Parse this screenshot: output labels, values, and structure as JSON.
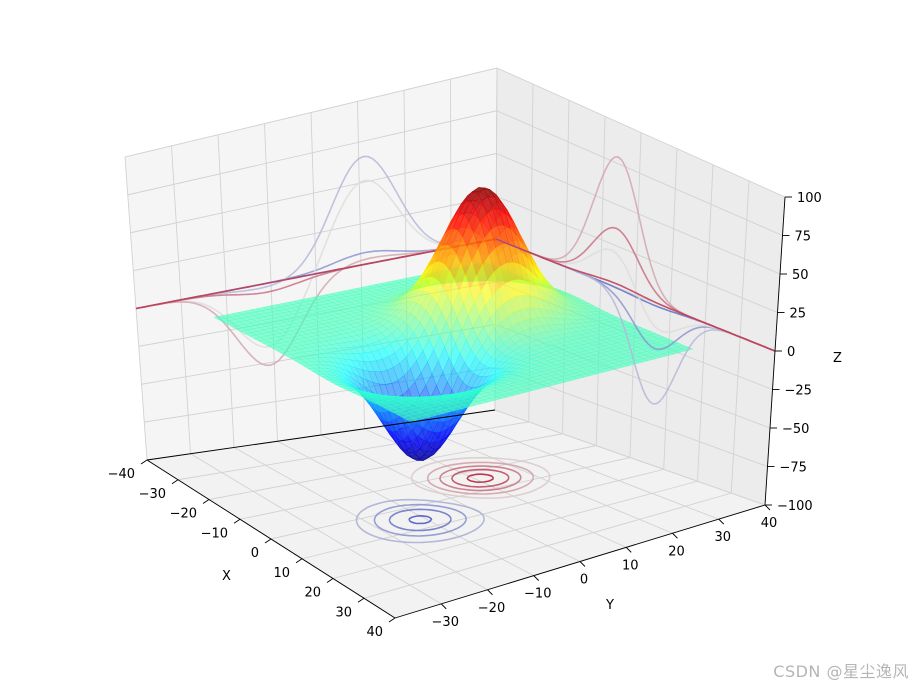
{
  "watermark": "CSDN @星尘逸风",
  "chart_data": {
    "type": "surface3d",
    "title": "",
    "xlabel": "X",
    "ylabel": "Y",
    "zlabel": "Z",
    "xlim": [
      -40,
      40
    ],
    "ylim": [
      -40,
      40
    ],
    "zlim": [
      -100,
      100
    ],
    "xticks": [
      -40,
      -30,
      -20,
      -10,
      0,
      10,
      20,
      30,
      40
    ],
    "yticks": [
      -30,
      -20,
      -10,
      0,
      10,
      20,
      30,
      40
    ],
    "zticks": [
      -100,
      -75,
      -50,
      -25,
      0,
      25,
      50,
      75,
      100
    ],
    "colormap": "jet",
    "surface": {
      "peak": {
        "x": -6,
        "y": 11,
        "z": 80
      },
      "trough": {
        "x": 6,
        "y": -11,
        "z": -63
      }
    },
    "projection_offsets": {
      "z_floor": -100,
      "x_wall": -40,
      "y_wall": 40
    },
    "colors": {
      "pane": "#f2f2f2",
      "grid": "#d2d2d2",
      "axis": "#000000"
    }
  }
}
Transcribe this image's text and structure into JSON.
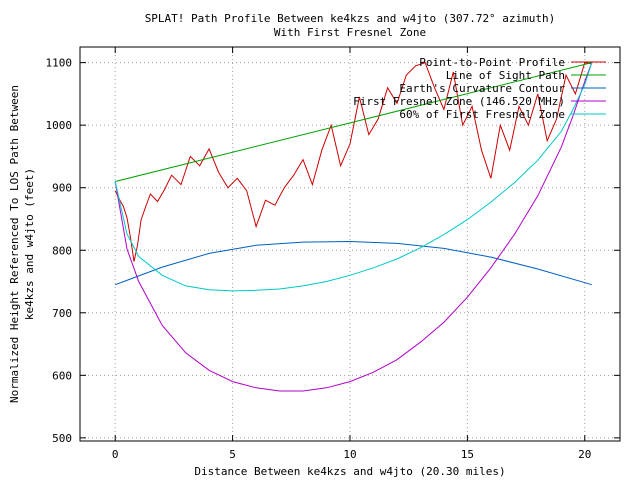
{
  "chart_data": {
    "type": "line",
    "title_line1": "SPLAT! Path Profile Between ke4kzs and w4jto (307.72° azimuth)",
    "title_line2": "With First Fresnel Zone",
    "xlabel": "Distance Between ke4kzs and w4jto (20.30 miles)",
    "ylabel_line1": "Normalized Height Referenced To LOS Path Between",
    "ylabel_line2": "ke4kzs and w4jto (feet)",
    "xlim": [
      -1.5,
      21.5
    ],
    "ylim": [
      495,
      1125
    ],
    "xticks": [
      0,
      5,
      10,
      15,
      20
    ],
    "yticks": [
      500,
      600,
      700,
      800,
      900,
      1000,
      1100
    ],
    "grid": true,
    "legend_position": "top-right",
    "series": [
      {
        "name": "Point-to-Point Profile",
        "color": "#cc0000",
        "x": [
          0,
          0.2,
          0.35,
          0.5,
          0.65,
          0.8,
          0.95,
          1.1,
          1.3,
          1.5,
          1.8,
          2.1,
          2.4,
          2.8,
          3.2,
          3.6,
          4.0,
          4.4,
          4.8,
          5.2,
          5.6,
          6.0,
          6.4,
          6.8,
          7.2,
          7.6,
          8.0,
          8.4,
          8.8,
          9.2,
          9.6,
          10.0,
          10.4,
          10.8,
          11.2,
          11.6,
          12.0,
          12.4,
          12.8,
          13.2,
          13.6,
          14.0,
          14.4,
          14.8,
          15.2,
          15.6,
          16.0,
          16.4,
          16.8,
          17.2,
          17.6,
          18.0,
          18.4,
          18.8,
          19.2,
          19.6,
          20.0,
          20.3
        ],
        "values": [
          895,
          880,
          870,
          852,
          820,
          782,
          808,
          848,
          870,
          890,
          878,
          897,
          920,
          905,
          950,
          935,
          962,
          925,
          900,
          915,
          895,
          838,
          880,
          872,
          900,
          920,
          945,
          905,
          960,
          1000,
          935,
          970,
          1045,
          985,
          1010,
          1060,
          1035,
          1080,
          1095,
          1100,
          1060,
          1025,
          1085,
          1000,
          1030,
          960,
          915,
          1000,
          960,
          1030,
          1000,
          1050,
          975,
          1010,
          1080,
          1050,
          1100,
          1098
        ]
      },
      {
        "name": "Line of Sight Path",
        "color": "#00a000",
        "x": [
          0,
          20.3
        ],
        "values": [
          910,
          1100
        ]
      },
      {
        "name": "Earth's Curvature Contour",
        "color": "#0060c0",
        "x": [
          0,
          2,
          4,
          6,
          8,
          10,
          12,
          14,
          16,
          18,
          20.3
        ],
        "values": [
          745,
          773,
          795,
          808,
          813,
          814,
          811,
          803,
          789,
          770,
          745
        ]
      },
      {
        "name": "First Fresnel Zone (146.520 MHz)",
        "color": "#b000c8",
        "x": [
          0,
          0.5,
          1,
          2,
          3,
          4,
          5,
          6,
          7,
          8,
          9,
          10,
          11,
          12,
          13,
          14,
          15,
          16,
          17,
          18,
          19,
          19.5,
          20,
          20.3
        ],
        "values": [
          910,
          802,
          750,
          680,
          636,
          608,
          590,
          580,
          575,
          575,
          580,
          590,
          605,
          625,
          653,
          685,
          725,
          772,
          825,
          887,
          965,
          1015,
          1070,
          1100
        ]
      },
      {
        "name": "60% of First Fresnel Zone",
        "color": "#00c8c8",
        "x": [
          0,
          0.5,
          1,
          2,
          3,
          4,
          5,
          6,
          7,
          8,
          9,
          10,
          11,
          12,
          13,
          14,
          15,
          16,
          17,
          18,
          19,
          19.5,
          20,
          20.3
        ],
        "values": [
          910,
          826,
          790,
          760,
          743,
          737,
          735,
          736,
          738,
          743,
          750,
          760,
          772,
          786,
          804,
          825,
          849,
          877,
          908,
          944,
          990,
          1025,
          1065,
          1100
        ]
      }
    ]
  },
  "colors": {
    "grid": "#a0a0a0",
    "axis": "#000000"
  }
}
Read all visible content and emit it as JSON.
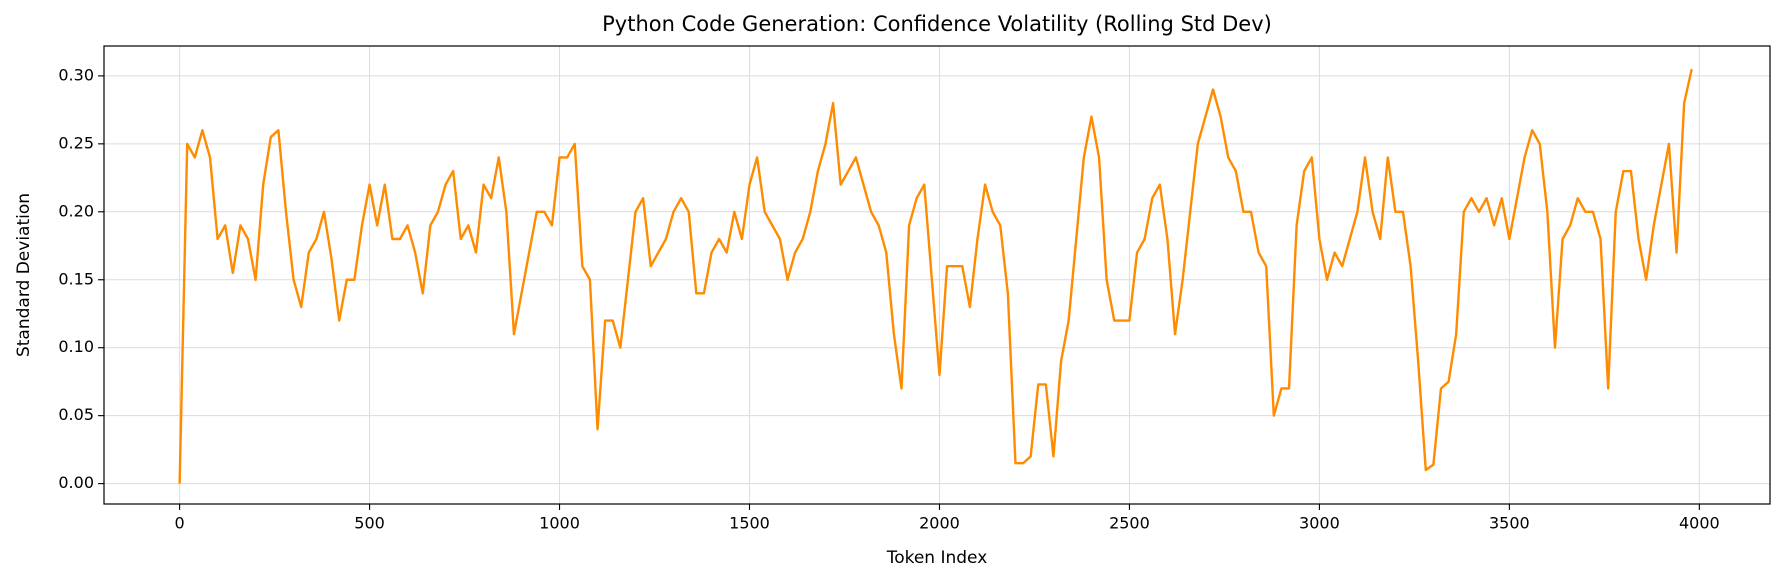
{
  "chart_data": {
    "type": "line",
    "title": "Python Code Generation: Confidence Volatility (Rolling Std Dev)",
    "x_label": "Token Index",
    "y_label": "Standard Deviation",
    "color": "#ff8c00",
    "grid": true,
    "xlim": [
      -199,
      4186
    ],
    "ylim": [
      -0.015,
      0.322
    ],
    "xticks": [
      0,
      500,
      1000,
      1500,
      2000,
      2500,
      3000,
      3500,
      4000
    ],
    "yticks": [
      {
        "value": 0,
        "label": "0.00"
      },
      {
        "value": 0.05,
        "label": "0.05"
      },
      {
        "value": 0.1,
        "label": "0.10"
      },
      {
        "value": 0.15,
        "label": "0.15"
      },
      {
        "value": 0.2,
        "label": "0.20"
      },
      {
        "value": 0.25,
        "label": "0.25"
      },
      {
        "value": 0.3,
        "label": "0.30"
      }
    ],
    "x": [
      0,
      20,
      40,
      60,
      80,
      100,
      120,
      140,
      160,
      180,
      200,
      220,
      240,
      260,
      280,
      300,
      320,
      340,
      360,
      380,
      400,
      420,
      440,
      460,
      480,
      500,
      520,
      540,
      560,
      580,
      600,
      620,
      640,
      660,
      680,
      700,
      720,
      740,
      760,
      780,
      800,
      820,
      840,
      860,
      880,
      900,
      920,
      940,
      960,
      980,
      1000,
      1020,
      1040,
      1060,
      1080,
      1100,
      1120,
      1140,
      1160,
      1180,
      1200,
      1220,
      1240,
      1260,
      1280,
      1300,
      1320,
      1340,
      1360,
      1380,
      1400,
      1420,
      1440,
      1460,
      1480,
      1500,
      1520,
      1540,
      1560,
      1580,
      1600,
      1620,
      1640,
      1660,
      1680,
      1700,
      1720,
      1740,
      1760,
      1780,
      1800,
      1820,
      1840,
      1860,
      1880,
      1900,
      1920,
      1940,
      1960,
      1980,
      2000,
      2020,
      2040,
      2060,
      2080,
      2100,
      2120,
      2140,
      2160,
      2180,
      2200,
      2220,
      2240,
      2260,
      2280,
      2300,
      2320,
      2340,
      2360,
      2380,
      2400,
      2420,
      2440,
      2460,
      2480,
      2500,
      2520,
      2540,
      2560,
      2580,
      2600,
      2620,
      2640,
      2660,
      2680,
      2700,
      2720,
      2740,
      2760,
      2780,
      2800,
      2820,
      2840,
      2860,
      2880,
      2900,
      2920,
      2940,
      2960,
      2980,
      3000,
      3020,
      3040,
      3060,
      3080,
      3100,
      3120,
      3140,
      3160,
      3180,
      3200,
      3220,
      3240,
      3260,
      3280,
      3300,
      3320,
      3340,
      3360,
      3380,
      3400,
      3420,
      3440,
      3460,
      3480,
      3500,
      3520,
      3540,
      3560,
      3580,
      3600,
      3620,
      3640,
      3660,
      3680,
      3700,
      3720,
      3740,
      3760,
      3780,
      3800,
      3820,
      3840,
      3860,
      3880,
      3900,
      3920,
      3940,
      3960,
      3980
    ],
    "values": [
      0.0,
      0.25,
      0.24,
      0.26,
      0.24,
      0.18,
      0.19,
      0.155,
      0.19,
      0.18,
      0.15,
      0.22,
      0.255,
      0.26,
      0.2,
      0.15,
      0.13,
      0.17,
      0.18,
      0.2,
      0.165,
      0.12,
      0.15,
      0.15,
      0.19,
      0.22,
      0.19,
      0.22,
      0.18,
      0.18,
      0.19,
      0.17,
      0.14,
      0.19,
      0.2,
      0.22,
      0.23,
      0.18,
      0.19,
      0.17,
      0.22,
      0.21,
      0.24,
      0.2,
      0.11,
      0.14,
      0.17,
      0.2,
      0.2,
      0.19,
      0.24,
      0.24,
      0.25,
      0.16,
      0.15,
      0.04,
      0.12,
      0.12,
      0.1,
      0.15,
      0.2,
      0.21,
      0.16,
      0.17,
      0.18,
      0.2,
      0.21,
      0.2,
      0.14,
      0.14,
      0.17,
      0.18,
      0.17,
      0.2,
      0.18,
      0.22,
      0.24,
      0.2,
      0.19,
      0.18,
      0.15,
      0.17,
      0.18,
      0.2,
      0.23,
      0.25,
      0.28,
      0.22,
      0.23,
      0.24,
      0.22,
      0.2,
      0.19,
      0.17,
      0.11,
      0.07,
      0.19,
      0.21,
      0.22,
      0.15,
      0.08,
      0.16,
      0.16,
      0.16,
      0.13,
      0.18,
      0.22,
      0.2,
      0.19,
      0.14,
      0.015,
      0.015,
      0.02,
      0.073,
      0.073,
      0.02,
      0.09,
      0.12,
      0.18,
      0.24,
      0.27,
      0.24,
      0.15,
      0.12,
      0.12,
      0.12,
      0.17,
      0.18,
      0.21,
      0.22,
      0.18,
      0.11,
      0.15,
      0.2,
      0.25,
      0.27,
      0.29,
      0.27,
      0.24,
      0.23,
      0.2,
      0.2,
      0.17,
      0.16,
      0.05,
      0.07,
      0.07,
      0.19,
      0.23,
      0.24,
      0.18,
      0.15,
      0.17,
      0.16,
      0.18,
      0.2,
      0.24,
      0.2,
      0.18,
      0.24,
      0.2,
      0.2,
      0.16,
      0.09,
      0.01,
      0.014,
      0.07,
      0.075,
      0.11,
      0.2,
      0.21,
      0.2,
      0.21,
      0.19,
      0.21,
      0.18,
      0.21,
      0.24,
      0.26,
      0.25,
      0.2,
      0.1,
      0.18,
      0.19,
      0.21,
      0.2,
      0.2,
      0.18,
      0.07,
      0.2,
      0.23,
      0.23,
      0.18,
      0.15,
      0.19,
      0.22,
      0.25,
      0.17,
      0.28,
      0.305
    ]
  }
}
:::::
(WRITTEN REQUEST) List each line of the records that holds the string "this".

(TASK RESULT)
Parse this screenshot: output labels, values, and structure as JSON.
Transcribe this image's text and structure into JSON.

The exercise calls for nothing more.